A Controlling Interest

    Most HTPC cases are designed to fit into a component stack, and be indistinguishable from other pieces of equipment in the rack.  While this has an aesthetic appeal, the functionality of most of these cases still relies on the keyboard and mouse attached to the back of the case.  Some of the more advanced models will have a basic remote control that will act as a wireless mouse, or perhaps even control some of the aspects on the LCD display that they may or may not feature.

    Instead of designing and implementing one of the “component” style PC cases, GMC has utilized a fairly generic, Mid-ATX sized case (albeit with some nice features) and integrated a full iMON/iMEDIAN HD receiver.  There are several retail versions of this hardware that are standalone and can be integrated into other cases, but GMC took the time to create a fully custom unit that has a very distinctive look.

The packaging for the K-2 is really nice and thick.  It was well protected for its journey.

    The look itself will invoke feelings of love or hate, and rarely anything in between.  People who like all of the red colored LEDs on the panel, as well as the information center will be quite pleased by the futuristic, yet still somewhat classy design.  For those that want their HTPC to fit seamlessly into a rack with their other stereo equipment, then they will have to shop elsewhere.

    SoundGraph is the brains behind the remote control and front panel control unit.  Their iMON and iMEDIAN HD products are fairly well known around the world, but they have not had a big impact in the US so far.  Their products are designed around HTPC functionality, and these products are sold as both standalone units and integrated into other cases by 3rd party manufacturers.  For example, GMC also features two cases which are more like typical components, and they utilize a slightly different version of the SoundGraph controller.

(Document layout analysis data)
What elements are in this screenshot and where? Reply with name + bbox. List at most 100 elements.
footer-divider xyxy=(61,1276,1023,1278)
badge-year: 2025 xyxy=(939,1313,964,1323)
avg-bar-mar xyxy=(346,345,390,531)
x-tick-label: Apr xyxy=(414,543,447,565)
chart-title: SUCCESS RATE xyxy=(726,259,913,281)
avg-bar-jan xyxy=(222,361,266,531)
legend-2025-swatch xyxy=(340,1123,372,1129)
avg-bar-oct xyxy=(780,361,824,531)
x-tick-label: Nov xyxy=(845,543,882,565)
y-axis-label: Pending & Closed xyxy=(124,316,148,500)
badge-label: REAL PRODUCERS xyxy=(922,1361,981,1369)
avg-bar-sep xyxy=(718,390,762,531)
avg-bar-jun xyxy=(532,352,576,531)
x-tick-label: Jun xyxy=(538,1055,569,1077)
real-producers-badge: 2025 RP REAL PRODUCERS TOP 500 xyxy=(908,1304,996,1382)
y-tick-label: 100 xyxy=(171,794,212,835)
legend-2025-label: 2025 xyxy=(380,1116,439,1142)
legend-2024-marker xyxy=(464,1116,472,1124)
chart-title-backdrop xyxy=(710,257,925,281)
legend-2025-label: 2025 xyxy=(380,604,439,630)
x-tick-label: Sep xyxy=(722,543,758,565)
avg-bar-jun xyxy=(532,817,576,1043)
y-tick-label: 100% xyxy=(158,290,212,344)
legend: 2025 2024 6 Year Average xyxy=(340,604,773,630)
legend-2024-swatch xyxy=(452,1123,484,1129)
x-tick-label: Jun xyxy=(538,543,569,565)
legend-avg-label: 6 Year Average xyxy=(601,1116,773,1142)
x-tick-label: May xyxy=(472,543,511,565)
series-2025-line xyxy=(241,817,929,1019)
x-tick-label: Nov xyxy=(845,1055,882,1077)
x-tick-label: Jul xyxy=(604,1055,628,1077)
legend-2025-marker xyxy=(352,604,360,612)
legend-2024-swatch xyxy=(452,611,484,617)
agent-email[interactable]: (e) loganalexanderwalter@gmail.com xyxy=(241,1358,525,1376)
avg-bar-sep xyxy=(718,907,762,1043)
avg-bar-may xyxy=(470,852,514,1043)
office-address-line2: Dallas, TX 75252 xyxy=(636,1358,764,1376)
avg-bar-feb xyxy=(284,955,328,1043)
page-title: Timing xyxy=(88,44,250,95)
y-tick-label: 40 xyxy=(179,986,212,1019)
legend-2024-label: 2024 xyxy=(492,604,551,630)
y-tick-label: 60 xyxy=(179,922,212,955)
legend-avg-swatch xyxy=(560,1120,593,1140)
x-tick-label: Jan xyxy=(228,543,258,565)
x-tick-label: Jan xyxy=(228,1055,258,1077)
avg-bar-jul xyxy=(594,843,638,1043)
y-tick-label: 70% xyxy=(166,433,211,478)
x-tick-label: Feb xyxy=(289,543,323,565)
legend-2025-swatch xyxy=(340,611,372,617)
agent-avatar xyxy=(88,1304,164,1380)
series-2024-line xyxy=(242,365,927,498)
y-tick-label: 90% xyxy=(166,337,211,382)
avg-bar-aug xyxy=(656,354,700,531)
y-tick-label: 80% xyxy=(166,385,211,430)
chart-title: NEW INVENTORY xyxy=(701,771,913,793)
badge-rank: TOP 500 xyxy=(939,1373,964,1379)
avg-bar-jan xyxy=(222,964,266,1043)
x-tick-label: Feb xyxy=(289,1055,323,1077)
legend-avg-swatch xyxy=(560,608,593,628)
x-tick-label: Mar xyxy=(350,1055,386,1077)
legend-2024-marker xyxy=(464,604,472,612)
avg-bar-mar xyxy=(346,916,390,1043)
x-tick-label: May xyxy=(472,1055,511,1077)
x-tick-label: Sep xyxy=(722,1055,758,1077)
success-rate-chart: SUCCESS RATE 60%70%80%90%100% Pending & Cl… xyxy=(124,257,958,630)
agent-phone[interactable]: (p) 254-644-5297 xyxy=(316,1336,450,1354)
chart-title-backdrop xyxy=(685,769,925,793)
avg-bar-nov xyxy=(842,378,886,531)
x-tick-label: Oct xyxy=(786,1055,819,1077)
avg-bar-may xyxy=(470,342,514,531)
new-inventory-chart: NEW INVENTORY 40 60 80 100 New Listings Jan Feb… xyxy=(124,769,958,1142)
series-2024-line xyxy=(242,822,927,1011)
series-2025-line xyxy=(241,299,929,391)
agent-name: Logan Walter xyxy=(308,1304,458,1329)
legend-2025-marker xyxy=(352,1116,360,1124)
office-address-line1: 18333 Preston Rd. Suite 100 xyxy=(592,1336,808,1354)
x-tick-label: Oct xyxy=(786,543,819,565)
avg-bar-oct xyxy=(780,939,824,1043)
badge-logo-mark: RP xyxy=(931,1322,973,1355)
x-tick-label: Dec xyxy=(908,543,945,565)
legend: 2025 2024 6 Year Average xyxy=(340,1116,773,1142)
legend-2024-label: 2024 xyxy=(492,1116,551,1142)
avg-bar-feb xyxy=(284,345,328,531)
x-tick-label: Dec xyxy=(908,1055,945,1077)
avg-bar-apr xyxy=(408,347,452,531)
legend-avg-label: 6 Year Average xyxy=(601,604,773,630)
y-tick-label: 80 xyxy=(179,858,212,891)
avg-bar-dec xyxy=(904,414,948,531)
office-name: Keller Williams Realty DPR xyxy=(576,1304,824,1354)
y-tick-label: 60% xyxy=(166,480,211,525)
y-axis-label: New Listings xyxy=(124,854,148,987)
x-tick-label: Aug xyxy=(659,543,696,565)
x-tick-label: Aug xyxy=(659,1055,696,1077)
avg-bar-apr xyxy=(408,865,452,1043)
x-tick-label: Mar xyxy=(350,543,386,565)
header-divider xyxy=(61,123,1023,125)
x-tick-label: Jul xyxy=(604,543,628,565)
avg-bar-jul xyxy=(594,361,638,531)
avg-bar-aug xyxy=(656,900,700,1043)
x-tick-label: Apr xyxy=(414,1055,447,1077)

## ACTIONS TO TAKE
• a. According to the HTPC case review, which company is behind the K-2's remote control and front panel control unit?
• b. Resume the HTPC case review from its last sentence.

## EXPECTED RESULTS
• a. SoundGraph

• b.
    When I first received this case in late 2008, I was more than a little disappointed by it.  The primary beef I had with the product was the lack of software support.  The CD that came with the case, which was supposed to install all the drivers and software, did not support the version of hardware integrated into the product.  So I had to try to dig around for updated software.  The GMC site did not have updated/working software when I checked back in late 2008, so after some more digging I was able to finally get to the SoundGraph site and download the latest update.

Our first good look at the K-2 Ebony.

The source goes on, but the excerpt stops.